Segment Open
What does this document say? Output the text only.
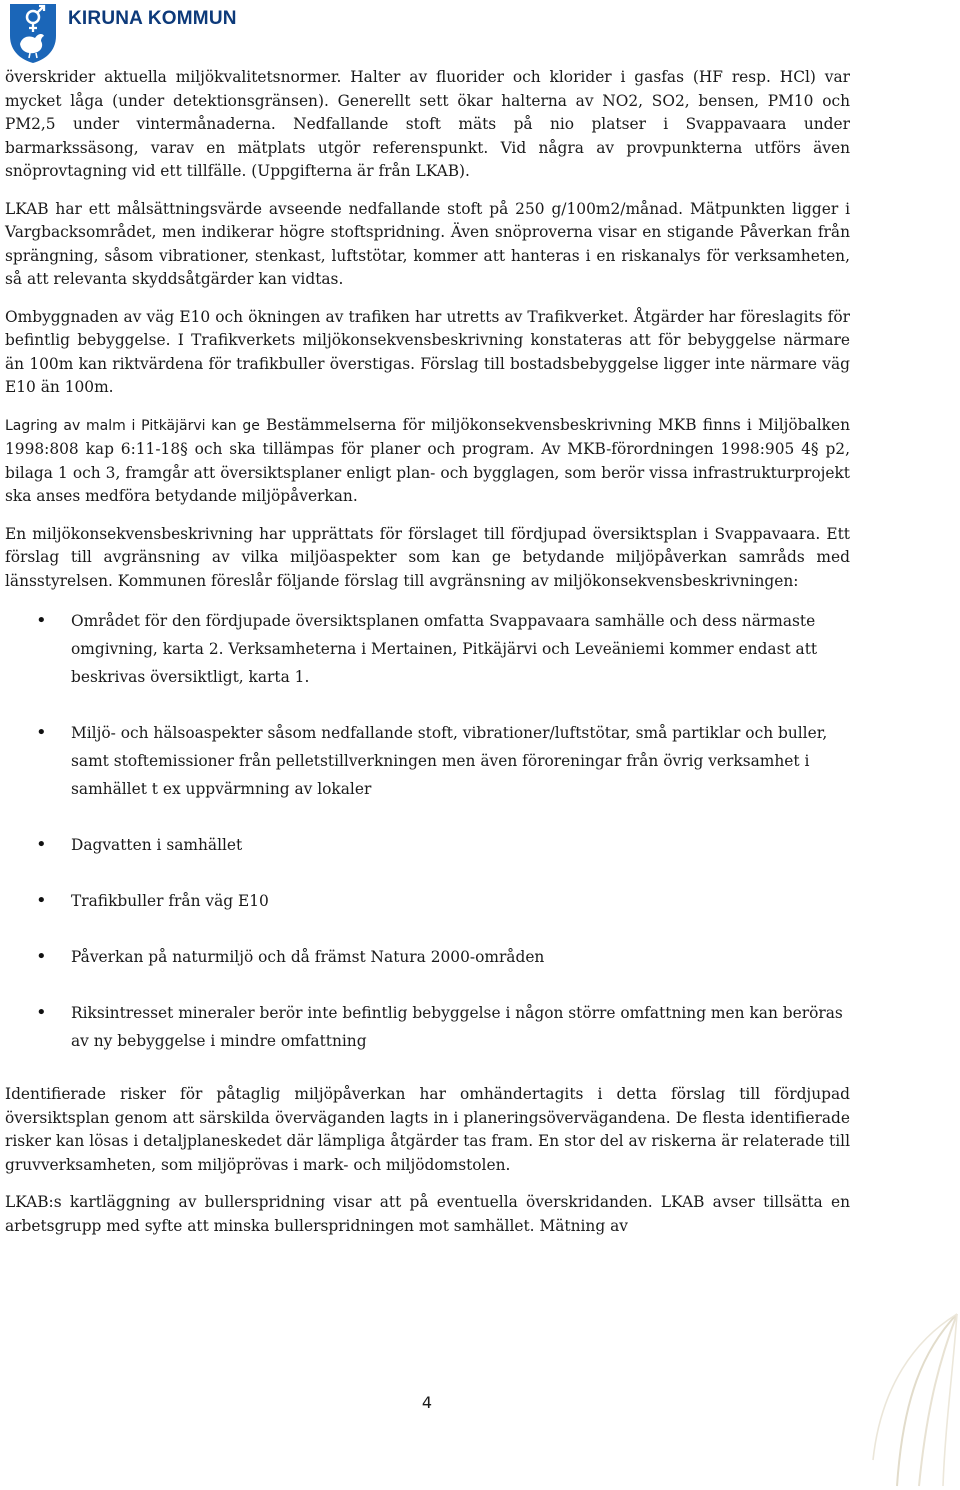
KIRUNA KOMMUN

överskrider aktuella miljökvalitetsnormer. Halter av fluorider och klorider i gasfas (HF resp. HCl) var mycket låga (under detektionsgränsen). Generellt sett ökar halterna av NO2, SO2, bensen, PM10 och PM2,5 under vintermånaderna. Nedfallande stoft mäts på nio platser i Svappavaara under barmarkssäsong, varav en mätplats utgör referenspunkt. Vid några av provpunkterna utförs även snöprovtagning vid ett tillfälle. (Uppgifterna är från LKAB).

LKAB har ett målsättningsvärde avseende nedfallande stoft på 250 g/100m2/månad. Mätpunkten ligger i Vargbacksområdet, men indikerar högre stoftspridning. Även snöproverna visar en stigande Påverkan från sprängning, såsom vibrationer, stenkast, luftstötar, kommer att hanteras i en riskanalys för verksamheten, så att relevanta skyddsåtgärder kan vidtas.

Ombyggnaden av väg E10 och ökningen av trafiken har utretts av Trafikverket. Åtgärder har föreslagits för befintlig bebyggelse. I Trafikverkets miljökonsekvensbeskrivning konstateras att för bebyggelse närmare än 100m kan riktvärdena för trafikbuller överstigas. Förslag till bostadsbebyggelse ligger inte närmare väg E10 än 100m.

Lagring av malm i Pitkäjärvi kan ge Bestämmelserna för miljökonsekvensbeskrivning MKB finns i Miljöbalken 1998:808 kap 6:11-18§ och ska tillämpas för planer och program. Av MKB-förordningen 1998:905 4§ p2, bilaga 1 och 3, framgår att översiktsplaner enligt plan- och bygglagen, som berör vissa infrastrukturprojekt ska anses medföra betydande miljöpåverkan.

En miljökonsekvensbeskrivning har upprättats för förslaget till fördjupad översiktsplan i Svappavaara. Ett förslag till avgränsning av vilka miljöaspekter som kan ge betydande miljöpåverkan samråds med länsstyrelsen. Kommunen föreslår följande förslag till avgränsning av miljökonsekvensbeskrivningen:

• Området för den fördjupade översiktsplanen omfatta Svappavaara samhälle och dess närmaste omgivning, karta 2. Verksamheterna i Mertainen, Pitkäjärvi och Leveäniemi kommer endast att beskrivas översiktligt, karta 1.
• Miljö- och hälsoaspekter såsom nedfallande stoft, vibrationer/luftstötar, små partiklar och buller, samt stoftemissioner från pelletstillverkningen men även föroreningar från övrig verksamhet i samhället t ex uppvärmning av lokaler
• Dagvatten i samhället
• Trafikbuller från väg E10
• Påverkan på naturmiljö och då främst Natura 2000-områden
• Riksintresset mineraler berör inte befintlig bebyggelse i någon större omfattning men kan beröras av ny bebyggelse i mindre omfattning

Identifierade risker för påtaglig miljöpåverkan har omhändertagits i detta förslag till fördjupad översiktsplan genom att särskilda överväganden lagts in i planeringsövervägandena. De flesta identifierade risker kan lösas i detaljplaneskedet där lämpliga åtgärder tas fram. En stor del av riskerna är relaterade till gruvverksamheten, som miljöprövas i mark- och miljödomstolen.

LKAB:s kartläggning av bullerspridning visar att på eventuella överskridanden. LKAB avser tillsätta en arbetsgrupp med syfte att minska bullerspridningen mot samhället. Mätning av

4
Segment Closed
■ What needs to be done:
Could you retype the records above exactly, omitting the pictures?

■ Answer space:
What does this document say? Output the text only.
KIRUNA KOMMUN

överskrider aktuella miljökvalitetsnormer. Halter av fluorider och klorider i gasfas (HF resp. HCl) var mycket låga (under detektionsgränsen). Generellt sett ökar halterna av NO2, SO2, bensen, PM10 och PM2,5 under vintermånaderna. Nedfallande stoft mäts på nio platser i Svappavaara under barmarkssäsong, varav en mätplats utgör referenspunkt. Vid några av provpunkterna utförs även snöprovtagning vid ett tillfälle. (Uppgifterna är från LKAB).

LKAB har ett målsättningsvärde avseende nedfallande stoft på 250 g/100m2/månad. Mätpunkten ligger i Vargbacksområdet, men indikerar högre stoftspridning. Även snöproverna visar en stigande Påverkan från sprängning, såsom vibrationer, stenkast, luftstötar, kommer att hanteras i en riskanalys för verksamheten, så att relevanta skyddsåtgärder kan vidtas.

Ombyggnaden av väg E10 och ökningen av trafiken har utretts av Trafikverket. Åtgärder har föreslagits för befintlig bebyggelse. I Trafikverkets miljökonsekvensbeskrivning konstateras att för bebyggelse närmare än 100m kan riktvärdena för trafikbuller överstigas. Förslag till bostadsbebyggelse ligger inte närmare väg E10 än 100m.

Lagring av malm i Pitkäjärvi kan ge Bestämmelserna för miljökonsekvensbeskrivning MKB finns i Miljöbalken 1998:808 kap 6:11-18§ och ska tillämpas för planer och program. Av MKB-förordningen 1998:905 4§ p2, bilaga 1 och 3, framgår att översiktsplaner enligt plan- och bygglagen, som berör vissa infrastrukturprojekt ska anses medföra betydande miljöpåverkan.

En miljökonsekvensbeskrivning har upprättats för förslaget till fördjupad översiktsplan i Svappavaara. Ett förslag till avgränsning av vilka miljöaspekter som kan ge betydande miljöpåverkan samråds med länsstyrelsen. Kommunen föreslår följande förslag till avgränsning av miljökonsekvensbeskrivningen:

• Området för den fördjupade översiktsplanen omfatta Svappavaara samhälle och dess närmaste omgivning, karta 2. Verksamheterna i Mertainen, Pitkäjärvi och Leveäniemi kommer endast att beskrivas översiktligt, karta 1.
• Miljö- och hälsoaspekter såsom nedfallande stoft, vibrationer/luftstötar, små partiklar och buller, samt stoftemissioner från pelletstillverkningen men även föroreningar från övrig verksamhet i samhället t ex uppvärmning av lokaler
• Dagvatten i samhället
• Trafikbuller från väg E10
• Påverkan på naturmiljö och då främst Natura 2000-områden
• Riksintresset mineraler berör inte befintlig bebyggelse i någon större omfattning men kan beröras av ny bebyggelse i mindre omfattning

Identifierade risker för påtaglig miljöpåverkan har omhändertagits i detta förslag till fördjupad översiktsplan genom att särskilda överväganden lagts in i planeringsövervägandena. De flesta identifierade risker kan lösas i detaljplaneskedet där lämpliga åtgärder tas fram. En stor del av riskerna är relaterade till gruvverksamheten, som miljöprövas i mark- och miljödomstolen.

LKAB:s kartläggning av bullerspridning visar att på eventuella överskridanden. LKAB avser tillsätta en arbetsgrupp med syfte att minska bullerspridningen mot samhället. Mätning av

4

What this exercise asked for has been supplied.